▶ ABOUT THIS TASK: In the blog post about the writer's boss, what does the writer say they should get immediately?

[QUOTED PASSAGE — start]

Monday, March 3, 2008

Random, bad, nonsensical, (sometimes) evil thoughts

a tip toe into the rough sand

You can run, but you can't hide.

I am supposed to start posting my next travelogue but opted to compose this ‘nonsensical blab’ instead. I just wanted to write them down and get it over it. I couldn’t promise any coherence or logic. But allow me such indulgence.

I keep hearing my boss badmouthing someone on the phone and it irks me.

And then his friend comes to his cubicle (which is just a wall away from mine so that I could hear everything, even though I don’t like to hear any of his business). My boss tells the story about this person he’s badmouthing and the two of them start to talk in such a conniving way. I noticed that this has become an annoying habit of theirs everytime my boss gets irritated to someone. Most of the time, I also don’t like the people he is badmouthing but that doesn't give him any reason to talk behind people’s back. And must I hear every detail of what they’re talking? It's like I am an accessory to his crime. I love playing innocent all the time. But sometimes, the extra baggage gets to me. I should get a new earphone, immediately.

I hate it when my boss laughs. Most of all, I hate it whenever he insists that I maintain his PhD in his byline. Everyone knows he’s got PhD, what is the fuss? I wonder if all PhD people have this kind of attitude.

Someone said a lot of “sorry” to me. He apologized via text and did it again personally. What he has done is way beyond me. And I hated his guts for doing it. Well, he’s drunk what can I do? I guess alcohol puts a tinge of that evil side in all of us and it comes out when we’re drunk. A tinge of that is toxic and even though it sprinkles in small dosage, it's enough to kill a heart. He still sees it as a joke but we didn’t find it funny. I did not find it funny. So anyway, I accepted his apology. What can I do? I hated the fact that I hate someone. I am having a hard time finishing my work. I cannot concentrate. I have forgiven him, but I haven’t forgotten what he did. I just don’t see the point of not getting along with the person whom I chose to be my friend in the first place.

[QUOTED PASSAGE — finish]
[INFORMATION — start]

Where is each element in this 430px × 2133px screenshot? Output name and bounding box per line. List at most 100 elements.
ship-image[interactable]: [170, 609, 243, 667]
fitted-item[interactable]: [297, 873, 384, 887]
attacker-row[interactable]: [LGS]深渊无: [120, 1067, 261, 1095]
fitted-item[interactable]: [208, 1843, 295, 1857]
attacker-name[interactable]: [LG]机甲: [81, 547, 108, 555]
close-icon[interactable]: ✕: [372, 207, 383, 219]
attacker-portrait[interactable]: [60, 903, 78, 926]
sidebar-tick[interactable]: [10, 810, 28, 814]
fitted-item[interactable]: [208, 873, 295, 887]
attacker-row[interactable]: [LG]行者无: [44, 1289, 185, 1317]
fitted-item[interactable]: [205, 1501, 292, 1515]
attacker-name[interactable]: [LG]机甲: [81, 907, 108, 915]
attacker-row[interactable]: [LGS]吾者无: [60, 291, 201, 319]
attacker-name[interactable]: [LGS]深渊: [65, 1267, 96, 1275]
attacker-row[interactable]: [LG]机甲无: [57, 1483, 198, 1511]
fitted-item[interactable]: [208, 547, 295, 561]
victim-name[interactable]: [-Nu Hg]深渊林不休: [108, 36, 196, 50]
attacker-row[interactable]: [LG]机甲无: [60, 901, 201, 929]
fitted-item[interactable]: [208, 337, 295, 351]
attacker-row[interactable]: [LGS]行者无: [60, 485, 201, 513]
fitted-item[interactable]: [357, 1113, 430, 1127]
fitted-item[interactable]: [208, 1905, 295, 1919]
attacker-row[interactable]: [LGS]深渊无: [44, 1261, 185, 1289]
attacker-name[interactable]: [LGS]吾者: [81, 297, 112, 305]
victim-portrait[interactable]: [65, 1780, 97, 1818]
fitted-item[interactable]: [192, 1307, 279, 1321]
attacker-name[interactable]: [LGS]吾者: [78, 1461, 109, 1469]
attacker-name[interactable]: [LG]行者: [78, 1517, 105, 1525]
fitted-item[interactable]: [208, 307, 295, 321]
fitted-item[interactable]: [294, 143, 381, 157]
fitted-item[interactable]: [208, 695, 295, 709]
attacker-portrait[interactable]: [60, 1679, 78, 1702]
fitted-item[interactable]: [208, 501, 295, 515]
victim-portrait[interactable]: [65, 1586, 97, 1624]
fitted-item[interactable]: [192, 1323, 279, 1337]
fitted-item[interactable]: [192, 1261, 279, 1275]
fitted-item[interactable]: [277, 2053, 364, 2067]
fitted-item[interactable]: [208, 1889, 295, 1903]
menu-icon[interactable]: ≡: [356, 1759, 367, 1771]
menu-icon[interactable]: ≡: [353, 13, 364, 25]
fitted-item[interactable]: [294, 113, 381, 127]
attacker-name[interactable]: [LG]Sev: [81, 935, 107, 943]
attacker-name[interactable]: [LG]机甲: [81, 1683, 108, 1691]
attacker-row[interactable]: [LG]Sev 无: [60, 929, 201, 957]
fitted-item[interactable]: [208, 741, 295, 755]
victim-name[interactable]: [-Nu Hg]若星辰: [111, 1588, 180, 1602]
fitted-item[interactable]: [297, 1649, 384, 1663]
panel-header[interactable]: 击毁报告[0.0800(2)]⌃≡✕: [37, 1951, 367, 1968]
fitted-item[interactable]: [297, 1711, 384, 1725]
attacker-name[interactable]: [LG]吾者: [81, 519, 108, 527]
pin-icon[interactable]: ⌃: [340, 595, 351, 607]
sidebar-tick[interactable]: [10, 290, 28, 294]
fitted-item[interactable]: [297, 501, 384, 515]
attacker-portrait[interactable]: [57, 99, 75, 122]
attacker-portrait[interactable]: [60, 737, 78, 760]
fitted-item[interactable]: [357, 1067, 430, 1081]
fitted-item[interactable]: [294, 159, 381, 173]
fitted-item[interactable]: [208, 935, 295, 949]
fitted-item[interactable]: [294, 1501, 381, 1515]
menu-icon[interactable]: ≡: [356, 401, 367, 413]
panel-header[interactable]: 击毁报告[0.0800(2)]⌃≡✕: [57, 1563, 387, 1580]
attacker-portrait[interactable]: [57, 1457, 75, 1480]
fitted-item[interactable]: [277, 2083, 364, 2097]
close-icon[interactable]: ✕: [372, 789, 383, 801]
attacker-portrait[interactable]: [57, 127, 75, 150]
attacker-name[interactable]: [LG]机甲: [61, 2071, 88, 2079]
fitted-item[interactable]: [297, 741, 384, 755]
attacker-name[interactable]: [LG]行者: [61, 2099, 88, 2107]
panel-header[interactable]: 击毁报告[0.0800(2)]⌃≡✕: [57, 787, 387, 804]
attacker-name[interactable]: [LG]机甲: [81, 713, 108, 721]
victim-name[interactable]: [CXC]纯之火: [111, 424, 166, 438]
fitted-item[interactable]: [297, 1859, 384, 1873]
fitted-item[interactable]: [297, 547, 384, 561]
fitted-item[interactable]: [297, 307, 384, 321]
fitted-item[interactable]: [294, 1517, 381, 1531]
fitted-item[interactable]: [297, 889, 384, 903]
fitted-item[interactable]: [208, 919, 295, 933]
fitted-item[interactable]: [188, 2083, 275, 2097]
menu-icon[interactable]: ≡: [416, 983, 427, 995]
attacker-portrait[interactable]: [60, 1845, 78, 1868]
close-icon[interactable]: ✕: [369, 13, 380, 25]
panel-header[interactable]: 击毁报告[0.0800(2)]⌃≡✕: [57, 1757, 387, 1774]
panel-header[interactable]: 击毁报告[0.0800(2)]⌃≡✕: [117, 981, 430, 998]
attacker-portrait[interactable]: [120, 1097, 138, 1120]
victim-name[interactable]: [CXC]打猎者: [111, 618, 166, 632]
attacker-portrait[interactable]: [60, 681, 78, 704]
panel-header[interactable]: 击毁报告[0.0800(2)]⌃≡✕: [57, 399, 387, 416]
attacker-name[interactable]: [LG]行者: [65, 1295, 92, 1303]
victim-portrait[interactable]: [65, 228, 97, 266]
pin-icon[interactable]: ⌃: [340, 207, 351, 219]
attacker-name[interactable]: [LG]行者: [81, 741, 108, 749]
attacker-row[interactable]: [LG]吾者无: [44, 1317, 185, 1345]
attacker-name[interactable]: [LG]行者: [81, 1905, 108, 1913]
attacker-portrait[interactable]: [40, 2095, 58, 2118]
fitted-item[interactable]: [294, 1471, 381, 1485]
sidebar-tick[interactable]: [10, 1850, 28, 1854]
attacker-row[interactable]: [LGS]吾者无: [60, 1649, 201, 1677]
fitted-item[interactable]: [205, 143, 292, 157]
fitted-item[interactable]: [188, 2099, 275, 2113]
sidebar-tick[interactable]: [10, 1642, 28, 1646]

[INFORMATION — finish]

▶ ANSWER SECTION: A new earphone.